Provided entries =>
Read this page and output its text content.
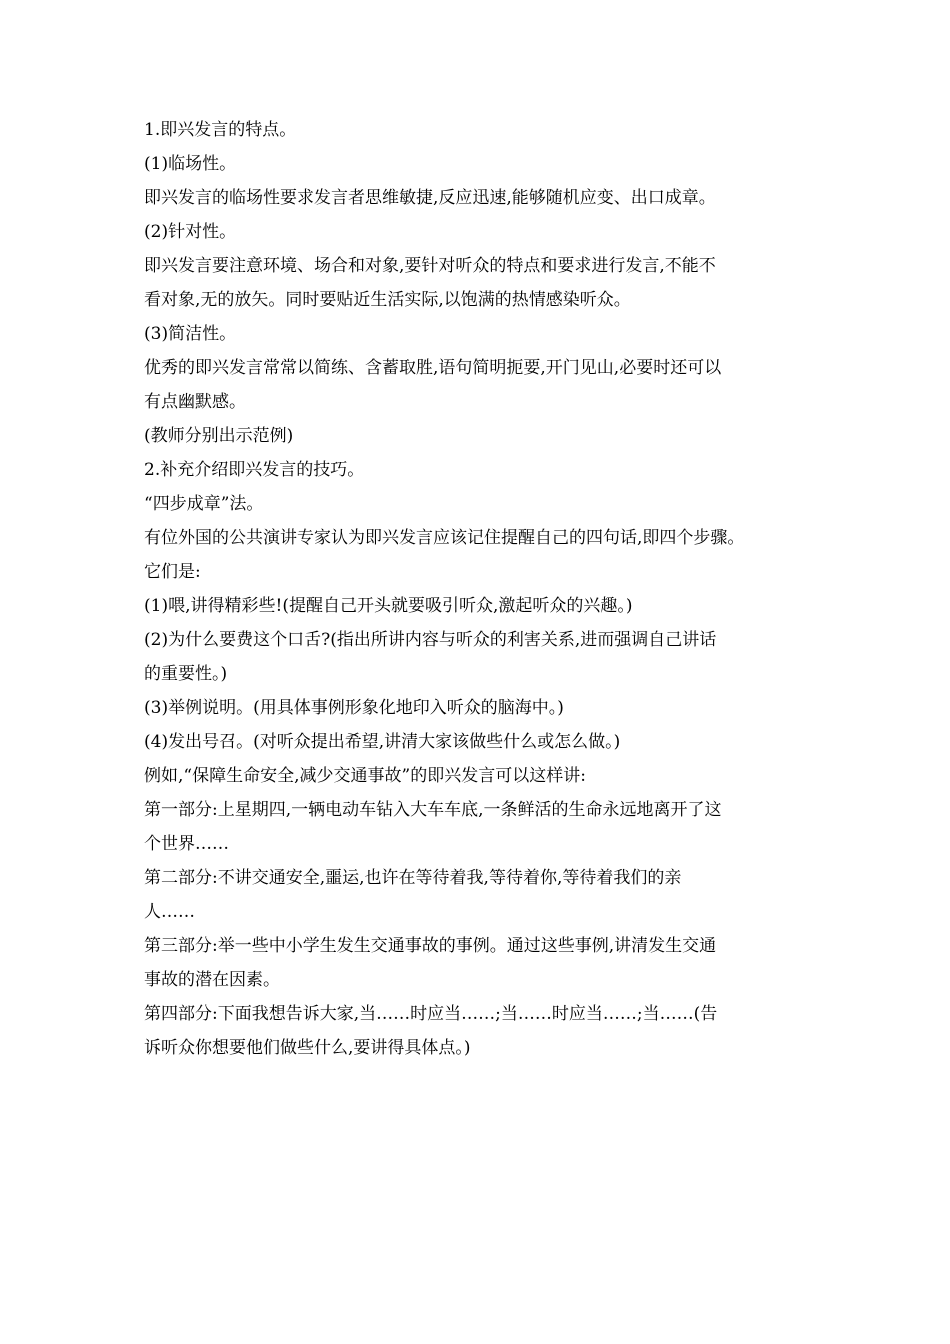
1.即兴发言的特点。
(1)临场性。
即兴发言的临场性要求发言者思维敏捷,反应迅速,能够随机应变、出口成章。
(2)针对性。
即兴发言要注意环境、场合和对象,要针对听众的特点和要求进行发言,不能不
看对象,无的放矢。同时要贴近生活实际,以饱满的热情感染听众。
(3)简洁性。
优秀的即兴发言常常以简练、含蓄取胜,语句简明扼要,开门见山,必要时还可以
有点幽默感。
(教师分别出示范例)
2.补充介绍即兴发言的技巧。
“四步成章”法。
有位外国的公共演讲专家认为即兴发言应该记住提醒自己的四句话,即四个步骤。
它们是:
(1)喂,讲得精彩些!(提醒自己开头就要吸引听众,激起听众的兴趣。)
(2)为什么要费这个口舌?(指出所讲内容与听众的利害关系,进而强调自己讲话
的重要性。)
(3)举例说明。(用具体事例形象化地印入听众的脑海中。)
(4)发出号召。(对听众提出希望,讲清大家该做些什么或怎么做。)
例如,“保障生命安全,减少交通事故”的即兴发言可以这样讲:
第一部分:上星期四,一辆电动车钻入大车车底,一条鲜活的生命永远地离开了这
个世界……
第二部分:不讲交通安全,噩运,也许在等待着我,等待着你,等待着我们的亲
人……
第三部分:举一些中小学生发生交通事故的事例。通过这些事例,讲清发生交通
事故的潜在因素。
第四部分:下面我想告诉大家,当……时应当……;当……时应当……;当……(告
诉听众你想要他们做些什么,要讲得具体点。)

What you need to do =>
Reproduce each line exactly, please, except for any pictures.

Solution to the exercise =>
Read this page and output its text content.
1.即兴发言的特点。
(1)临场性。
即兴发言的临场性要求发言者思维敏捷,反应迅速,能够随机应变、出口成章。
(2)针对性。
即兴发言要注意环境、场合和对象,要针对听众的特点和要求进行发言,不能不
看对象,无的放矢。同时要贴近生活实际,以饱满的热情感染听众。
(3)简洁性。
优秀的即兴发言常常以简练、含蓄取胜,语句简明扼要,开门见山,必要时还可以
有点幽默感。
(教师分别出示范例)
2.补充介绍即兴发言的技巧。
“四步成章”法。
有位外国的公共演讲专家认为即兴发言应该记住提醒自己的四句话,即四个步骤。
它们是:
(1)喂,讲得精彩些!(提醒自己开头就要吸引听众,激起听众的兴趣。)
(2)为什么要费这个口舌?(指出所讲内容与听众的利害关系,进而强调自己讲话
的重要性。)
(3)举例说明。(用具体事例形象化地印入听众的脑海中。)
(4)发出号召。(对听众提出希望,讲清大家该做些什么或怎么做。)
例如,“保障生命安全,减少交通事故”的即兴发言可以这样讲:
第一部分:上星期四,一辆电动车钻入大车车底,一条鲜活的生命永远地离开了这
个世界……
第二部分:不讲交通安全,噩运,也许在等待着我,等待着你,等待着我们的亲
人……
第三部分:举一些中小学生发生交通事故的事例。通过这些事例,讲清发生交通
事故的潜在因素。
第四部分:下面我想告诉大家,当……时应当……;当……时应当……;当……(告
诉听众你想要他们做些什么,要讲得具体点。)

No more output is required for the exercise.